> Given problem
Reproduce each line that includes the word "Fluorescent".

> Recorded data
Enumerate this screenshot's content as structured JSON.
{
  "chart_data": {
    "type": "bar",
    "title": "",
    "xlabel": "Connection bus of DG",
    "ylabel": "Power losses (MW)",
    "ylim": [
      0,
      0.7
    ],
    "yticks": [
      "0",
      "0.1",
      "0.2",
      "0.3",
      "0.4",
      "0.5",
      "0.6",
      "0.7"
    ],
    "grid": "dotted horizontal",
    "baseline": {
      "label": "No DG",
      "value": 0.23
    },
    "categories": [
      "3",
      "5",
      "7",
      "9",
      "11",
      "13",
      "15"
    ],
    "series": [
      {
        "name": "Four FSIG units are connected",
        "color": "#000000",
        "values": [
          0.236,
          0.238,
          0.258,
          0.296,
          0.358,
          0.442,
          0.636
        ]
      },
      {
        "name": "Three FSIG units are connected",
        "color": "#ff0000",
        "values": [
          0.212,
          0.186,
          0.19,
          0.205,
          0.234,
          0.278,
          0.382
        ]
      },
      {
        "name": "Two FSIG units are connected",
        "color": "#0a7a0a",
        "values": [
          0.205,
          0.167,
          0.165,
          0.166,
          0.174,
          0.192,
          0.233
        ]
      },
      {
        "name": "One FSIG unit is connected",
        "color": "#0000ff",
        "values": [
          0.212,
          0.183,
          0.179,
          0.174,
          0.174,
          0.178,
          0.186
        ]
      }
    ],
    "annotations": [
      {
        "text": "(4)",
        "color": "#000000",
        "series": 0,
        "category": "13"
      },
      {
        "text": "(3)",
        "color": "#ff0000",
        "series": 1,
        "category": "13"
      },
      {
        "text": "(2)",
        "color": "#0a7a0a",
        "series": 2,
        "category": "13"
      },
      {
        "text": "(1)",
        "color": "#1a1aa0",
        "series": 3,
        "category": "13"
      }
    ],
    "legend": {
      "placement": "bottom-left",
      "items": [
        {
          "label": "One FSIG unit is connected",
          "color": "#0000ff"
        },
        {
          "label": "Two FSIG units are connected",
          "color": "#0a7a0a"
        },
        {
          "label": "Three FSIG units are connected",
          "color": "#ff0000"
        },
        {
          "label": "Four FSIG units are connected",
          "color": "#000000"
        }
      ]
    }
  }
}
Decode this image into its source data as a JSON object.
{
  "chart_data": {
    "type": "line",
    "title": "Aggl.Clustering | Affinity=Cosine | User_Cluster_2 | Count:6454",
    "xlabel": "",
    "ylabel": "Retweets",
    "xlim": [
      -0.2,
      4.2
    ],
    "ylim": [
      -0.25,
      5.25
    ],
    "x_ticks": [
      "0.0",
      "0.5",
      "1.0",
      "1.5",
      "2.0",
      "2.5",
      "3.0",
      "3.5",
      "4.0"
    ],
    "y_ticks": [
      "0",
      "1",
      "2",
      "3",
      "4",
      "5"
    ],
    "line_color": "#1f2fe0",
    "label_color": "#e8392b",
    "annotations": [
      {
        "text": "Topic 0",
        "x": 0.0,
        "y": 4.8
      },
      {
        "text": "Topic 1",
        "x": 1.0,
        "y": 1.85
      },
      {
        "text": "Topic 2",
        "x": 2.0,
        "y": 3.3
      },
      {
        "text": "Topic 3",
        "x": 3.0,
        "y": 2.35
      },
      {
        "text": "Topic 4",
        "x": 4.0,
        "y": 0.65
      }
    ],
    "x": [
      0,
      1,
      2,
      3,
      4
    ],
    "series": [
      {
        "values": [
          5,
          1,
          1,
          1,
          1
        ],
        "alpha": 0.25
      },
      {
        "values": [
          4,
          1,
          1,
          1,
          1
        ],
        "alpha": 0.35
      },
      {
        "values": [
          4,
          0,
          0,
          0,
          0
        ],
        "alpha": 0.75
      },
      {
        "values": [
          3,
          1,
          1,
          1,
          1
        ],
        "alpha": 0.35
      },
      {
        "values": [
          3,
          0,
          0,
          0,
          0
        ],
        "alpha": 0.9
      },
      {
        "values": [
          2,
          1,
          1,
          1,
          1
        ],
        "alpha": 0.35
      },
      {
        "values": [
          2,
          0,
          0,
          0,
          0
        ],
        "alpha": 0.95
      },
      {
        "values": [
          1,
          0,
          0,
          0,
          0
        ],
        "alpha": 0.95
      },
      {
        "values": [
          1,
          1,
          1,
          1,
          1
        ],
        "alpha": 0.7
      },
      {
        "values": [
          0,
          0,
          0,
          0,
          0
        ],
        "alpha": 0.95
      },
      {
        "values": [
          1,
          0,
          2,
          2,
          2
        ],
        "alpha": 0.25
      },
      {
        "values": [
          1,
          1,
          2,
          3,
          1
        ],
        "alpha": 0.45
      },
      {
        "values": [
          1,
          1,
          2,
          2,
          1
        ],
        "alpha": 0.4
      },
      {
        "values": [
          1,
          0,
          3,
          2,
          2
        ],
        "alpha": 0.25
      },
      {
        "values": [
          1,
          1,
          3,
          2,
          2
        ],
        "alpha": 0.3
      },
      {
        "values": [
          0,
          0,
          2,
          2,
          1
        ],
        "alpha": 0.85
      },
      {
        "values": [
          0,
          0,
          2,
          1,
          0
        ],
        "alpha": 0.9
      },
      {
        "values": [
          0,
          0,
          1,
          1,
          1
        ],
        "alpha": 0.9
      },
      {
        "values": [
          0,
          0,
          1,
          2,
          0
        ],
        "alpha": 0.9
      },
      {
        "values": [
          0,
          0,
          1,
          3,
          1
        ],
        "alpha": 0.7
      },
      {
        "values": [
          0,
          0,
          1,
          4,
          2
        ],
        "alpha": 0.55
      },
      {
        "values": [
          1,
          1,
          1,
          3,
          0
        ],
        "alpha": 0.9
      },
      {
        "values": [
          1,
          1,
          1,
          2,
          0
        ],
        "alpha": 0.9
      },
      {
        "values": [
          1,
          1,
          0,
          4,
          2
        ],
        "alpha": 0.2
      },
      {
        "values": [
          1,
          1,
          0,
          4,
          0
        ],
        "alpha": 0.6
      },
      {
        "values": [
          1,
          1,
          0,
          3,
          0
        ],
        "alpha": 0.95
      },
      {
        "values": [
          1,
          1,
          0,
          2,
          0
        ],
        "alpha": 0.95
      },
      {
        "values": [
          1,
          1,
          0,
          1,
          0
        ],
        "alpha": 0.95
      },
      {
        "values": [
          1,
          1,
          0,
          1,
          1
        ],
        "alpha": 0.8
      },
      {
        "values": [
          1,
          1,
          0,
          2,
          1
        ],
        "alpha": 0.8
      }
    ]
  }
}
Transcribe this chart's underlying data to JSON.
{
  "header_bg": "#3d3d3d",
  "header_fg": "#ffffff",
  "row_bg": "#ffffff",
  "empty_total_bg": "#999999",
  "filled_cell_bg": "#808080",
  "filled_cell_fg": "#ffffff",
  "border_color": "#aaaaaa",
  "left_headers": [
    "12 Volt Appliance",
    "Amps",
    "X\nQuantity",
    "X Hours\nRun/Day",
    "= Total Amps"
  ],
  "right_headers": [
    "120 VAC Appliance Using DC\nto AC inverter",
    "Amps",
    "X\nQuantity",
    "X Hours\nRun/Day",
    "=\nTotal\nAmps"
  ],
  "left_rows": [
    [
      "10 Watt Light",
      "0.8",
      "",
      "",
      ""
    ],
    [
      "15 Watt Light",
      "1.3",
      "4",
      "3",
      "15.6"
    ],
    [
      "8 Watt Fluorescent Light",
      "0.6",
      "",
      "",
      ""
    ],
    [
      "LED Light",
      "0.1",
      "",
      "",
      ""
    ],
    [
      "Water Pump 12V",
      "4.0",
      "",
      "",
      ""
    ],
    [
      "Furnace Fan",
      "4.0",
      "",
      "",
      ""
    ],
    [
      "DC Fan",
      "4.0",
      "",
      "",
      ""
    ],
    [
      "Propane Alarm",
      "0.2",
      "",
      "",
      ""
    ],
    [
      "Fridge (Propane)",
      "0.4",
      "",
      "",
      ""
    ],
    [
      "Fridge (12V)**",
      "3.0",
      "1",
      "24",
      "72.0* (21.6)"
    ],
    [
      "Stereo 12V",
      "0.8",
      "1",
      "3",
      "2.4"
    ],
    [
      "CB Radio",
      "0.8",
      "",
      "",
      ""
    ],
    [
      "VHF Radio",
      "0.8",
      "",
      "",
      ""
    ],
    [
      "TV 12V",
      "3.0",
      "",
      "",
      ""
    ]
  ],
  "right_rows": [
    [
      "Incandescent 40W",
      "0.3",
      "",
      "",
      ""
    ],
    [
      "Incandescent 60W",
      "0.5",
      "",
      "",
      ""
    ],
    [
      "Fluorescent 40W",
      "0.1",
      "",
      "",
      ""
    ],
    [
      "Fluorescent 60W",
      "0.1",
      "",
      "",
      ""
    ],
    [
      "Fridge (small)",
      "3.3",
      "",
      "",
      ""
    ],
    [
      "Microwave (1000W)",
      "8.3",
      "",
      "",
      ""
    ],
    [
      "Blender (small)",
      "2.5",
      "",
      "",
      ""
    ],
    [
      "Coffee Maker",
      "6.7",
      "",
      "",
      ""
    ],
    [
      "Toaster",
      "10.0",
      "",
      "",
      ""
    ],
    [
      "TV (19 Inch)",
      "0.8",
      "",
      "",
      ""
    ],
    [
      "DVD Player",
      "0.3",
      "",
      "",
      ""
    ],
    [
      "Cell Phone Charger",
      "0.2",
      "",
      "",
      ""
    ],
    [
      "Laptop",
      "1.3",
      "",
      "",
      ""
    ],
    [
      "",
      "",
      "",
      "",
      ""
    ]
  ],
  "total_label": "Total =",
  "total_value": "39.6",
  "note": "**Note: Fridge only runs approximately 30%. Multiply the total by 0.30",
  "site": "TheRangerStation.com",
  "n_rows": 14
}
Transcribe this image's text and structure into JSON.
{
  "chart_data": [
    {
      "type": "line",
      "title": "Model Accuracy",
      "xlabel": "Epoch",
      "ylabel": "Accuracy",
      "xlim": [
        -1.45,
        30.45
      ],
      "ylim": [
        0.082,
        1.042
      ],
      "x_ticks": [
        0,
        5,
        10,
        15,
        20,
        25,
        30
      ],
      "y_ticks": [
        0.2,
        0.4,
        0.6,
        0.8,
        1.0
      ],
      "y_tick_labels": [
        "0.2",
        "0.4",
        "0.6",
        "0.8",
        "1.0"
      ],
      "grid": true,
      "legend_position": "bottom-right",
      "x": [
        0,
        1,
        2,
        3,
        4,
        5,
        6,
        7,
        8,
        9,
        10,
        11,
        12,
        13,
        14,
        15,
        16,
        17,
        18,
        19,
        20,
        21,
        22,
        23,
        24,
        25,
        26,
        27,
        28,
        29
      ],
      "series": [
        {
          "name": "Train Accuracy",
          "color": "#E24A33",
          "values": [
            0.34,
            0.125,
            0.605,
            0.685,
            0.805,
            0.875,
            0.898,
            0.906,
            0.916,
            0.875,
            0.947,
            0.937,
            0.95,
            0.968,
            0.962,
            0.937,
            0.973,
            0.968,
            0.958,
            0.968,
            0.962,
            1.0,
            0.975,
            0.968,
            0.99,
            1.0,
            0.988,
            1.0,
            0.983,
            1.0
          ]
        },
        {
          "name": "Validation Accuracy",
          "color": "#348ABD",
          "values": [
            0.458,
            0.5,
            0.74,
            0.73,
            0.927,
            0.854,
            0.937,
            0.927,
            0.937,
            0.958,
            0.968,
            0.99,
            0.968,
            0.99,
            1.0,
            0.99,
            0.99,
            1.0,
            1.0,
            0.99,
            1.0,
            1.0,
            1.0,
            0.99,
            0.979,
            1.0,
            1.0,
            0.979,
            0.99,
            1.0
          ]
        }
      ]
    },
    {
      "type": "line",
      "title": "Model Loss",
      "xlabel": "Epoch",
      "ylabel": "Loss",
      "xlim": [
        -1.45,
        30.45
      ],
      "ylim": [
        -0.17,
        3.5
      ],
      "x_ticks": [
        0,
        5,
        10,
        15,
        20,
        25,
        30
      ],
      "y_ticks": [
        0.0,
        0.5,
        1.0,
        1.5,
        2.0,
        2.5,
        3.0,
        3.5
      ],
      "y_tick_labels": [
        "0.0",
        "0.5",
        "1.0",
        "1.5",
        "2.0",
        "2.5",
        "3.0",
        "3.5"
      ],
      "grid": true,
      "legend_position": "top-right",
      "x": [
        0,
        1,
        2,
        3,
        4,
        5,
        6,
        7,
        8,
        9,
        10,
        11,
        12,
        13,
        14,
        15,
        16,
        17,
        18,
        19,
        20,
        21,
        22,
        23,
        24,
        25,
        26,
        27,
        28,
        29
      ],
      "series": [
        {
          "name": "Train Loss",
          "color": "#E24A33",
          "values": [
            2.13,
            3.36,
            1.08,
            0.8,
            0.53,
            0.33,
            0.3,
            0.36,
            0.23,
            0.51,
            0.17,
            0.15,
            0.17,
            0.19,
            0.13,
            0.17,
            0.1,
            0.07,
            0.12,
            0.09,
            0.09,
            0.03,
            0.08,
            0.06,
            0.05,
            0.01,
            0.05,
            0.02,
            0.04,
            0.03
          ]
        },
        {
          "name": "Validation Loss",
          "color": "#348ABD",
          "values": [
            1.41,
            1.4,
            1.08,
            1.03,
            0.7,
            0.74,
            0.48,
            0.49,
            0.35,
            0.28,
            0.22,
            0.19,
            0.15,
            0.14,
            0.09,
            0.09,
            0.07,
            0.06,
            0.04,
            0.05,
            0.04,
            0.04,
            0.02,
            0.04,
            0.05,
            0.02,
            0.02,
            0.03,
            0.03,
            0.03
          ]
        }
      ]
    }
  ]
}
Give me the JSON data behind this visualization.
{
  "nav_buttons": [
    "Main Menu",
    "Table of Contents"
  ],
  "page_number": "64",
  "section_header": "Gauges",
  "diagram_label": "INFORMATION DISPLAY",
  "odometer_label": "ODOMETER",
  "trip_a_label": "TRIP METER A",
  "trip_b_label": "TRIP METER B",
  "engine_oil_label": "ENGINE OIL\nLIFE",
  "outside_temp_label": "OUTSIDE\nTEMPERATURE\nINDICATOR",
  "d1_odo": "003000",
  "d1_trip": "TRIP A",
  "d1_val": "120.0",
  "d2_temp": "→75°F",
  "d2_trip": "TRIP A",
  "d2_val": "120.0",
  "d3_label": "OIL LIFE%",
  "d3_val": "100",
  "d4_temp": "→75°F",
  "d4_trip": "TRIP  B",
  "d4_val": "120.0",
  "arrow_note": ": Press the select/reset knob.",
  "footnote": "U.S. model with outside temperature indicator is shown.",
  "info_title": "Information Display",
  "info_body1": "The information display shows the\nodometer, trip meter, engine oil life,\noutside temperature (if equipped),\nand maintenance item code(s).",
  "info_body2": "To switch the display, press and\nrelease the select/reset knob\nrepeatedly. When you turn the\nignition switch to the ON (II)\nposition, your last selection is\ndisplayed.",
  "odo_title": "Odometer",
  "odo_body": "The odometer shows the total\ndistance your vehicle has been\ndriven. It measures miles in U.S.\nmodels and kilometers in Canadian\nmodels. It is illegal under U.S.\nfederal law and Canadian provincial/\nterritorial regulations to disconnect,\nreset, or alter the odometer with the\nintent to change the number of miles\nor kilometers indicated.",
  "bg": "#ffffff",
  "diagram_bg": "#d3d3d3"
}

> Full output
      "8 Watt Fluorescent Light",
      "Fluorescent 40W",
      "Fluorescent 60W",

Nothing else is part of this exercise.